##### Listed records
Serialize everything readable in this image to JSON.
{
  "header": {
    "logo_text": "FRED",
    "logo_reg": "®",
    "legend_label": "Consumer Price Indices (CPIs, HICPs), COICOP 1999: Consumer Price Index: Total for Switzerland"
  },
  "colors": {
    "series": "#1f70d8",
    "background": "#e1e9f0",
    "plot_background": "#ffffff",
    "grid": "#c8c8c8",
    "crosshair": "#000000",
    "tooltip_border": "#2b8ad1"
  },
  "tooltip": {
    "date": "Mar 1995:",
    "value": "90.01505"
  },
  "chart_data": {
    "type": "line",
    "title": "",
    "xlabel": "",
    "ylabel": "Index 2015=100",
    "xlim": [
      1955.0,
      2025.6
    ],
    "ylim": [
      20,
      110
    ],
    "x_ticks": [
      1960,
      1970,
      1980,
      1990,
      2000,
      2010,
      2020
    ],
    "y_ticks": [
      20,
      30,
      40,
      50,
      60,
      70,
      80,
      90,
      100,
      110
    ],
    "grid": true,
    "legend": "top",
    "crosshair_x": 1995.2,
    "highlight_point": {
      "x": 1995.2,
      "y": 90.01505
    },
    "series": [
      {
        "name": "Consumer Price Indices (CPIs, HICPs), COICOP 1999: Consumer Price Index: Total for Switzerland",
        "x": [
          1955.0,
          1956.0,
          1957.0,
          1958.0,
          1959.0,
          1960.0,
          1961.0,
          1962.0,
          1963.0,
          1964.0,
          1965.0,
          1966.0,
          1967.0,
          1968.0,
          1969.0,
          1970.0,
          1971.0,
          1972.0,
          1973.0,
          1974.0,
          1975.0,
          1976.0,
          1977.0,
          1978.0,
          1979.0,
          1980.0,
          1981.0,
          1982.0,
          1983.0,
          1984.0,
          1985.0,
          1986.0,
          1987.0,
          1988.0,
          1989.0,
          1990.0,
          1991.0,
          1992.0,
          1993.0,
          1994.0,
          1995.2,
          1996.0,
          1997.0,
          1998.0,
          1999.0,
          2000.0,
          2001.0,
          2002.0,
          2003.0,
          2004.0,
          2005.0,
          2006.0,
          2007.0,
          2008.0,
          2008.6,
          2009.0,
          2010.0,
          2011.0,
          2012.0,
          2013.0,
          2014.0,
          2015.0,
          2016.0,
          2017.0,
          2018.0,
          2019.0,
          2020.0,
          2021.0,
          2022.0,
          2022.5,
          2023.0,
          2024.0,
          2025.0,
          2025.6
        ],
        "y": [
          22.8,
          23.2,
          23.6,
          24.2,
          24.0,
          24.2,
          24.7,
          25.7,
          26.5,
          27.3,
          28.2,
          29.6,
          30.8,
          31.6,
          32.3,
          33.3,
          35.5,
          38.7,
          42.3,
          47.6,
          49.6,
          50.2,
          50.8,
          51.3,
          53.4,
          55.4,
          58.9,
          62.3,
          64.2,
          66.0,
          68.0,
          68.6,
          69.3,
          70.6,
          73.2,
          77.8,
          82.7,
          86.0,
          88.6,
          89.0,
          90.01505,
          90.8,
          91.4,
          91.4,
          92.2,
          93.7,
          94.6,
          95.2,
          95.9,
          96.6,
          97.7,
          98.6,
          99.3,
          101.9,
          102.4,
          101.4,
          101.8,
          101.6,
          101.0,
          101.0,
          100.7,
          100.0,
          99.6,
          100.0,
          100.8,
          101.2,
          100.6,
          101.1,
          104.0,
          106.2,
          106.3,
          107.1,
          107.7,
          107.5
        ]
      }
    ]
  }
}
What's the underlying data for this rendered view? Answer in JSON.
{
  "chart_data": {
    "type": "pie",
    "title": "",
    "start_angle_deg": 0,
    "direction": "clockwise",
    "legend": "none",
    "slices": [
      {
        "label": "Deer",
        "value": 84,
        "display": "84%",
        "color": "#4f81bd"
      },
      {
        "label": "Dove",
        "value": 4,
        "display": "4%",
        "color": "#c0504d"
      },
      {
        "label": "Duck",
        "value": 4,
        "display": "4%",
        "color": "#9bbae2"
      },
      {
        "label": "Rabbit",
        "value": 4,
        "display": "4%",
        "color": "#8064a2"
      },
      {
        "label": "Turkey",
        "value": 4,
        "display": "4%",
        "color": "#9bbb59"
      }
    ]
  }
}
##########
What is expected: Extract each line of the listing above, copying it word for word.

Task result:
Serialize everything readable in this image to JSON.
{
  "header": {
    "logo_text": "FRED",
    "logo_reg": "®",
    "legend_label": "Consumer Price Indices (CPIs, HICPs), COICOP 1999: Consumer Price Index: Total for Switzerland"
  },
  "colors": {
    "series": "#1f70d8",
    "background": "#e1e9f0",
    "plot_background": "#ffffff",
    "grid": "#c8c8c8",
    "crosshair": "#000000",
    "tooltip_border": "#2b8ad1"
  },
  "tooltip": {
    "date": "Mar 1995:",
    "value": "90.01505"
  },
  "chart_data": {
    "type": "line",
    "title": "",
    "xlabel": "",
    "ylabel": "Index 2015=100",
    "xlim": [
      1955.0,
      2025.6
    ],
    "ylim": [
      20,
      110
    ],
    "x_ticks": [
      1960,
      1970,
      1980,
      1990,
      2000,
      2010,
      2020
    ],
    "y_ticks": [
      20,
      30,
      40,
      50,
      60,
      70,
      80,
      90,
      100,
      110
    ],
    "grid": true,
    "legend": "top",
    "crosshair_x": 1995.2,
    "highlight_point": {
      "x": 1995.2,
      "y": 90.01505
    },
    "series": [
      {
        "name": "Consumer Price Indices (CPIs, HICPs), COICOP 1999: Consumer Price Index: Total for Switzerland",
        "x": [
          1955.0,
          1956.0,
          1957.0,
          1958.0,
          1959.0,
          1960.0,
          1961.0,
          1962.0,
          1963.0,
          1964.0,
          1965.0,
          1966.0,
          1967.0,
          1968.0,
          1969.0,
          1970.0,
          1971.0,
          1972.0,
          1973.0,
          1974.0,
          1975.0,
          1976.0,
          1977.0,
          1978.0,
          1979.0,
          1980.0,
          1981.0,
          1982.0,
          1983.0,
          1984.0,
          1985.0,
          1986.0,
          1987.0,
          1988.0,
          1989.0,
          1990.0,
          1991.0,
          1992.0,
          1993.0,
          1994.0,
          1995.2,
          1996.0,
          1997.0,
          1998.0,
          1999.0,
          2000.0,
          2001.0,
          2002.0,
          2003.0,
          2004.0,
          2005.0,
          2006.0,
          2007.0,
          2008.0,
          2008.6,
          2009.0,
          2010.0,
          2011.0,
          2012.0,
          2013.0,
          2014.0,
          2015.0,
          2016.0,
          2017.0,
          2018.0,
          2019.0,
          2020.0,
          2021.0,
          2022.0,
          2022.5,
          2023.0,
          2024.0,
          2025.0,
          2025.6
        ],
        "y": [
          22.8,
          23.2,
          23.6,
          24.2,
          24.0,
          24.2,
          24.7,
          25.7,
          26.5,
          27.3,
          28.2,
          29.6,
          30.8,
          31.6,
          32.3,
          33.3,
          35.5,
          38.7,
          42.3,
          47.6,
          49.6,
          50.2,
          50.8,
          51.3,
          53.4,
          55.4,
          58.9,
          62.3,
          64.2,
          66.0,
          68.0,
          68.6,
          69.3,
          70.6,
          73.2,
          77.8,
          82.7,
          86.0,
          88.6,
          89.0,
          90.01505,
          90.8,
          91.4,
          91.4,
          92.2,
          93.7,
          94.6,
          95.2,
          95.9,
          96.6,
          97.7,
          98.6,
          99.3,
          101.9,
          102.4,
          101.4,
          101.8,
          101.6,
          101.0,
          101.0,
          100.7,
          100.0,
          99.6,
          100.0,
          100.8,
          101.2,
          100.6,
          101.1,
          104.0,
          106.2,
          106.3,
          107.1,
          107.7,
          107.5
        ]
      }
    ]
  }
}
What's the underlying data for this rendered view? Answer in JSON.
{
  "chart_data": {
    "type": "pie",
    "title": "",
    "start_angle_deg": 0,
    "direction": "clockwise",
    "legend": "none",
    "slices": [
      {
        "label": "Deer",
        "value": 84,
        "display": "84%",
        "color": "#4f81bd"
      },
      {
        "label": "Dove",
        "value": 4,
        "display": "4%",
        "color": "#c0504d"
      },
      {
        "label": "Duck",
        "value": 4,
        "display": "4%",
        "color": "#9bbae2"
      },
      {
        "label": "Rabbit",
        "value": 4,
        "display": "4%",
        "color": "#8064a2"
      },
      {
        "label": "Turkey",
        "value": 4,
        "display": "4%",
        "color": "#9bbb59"
      }
    ]
  }
}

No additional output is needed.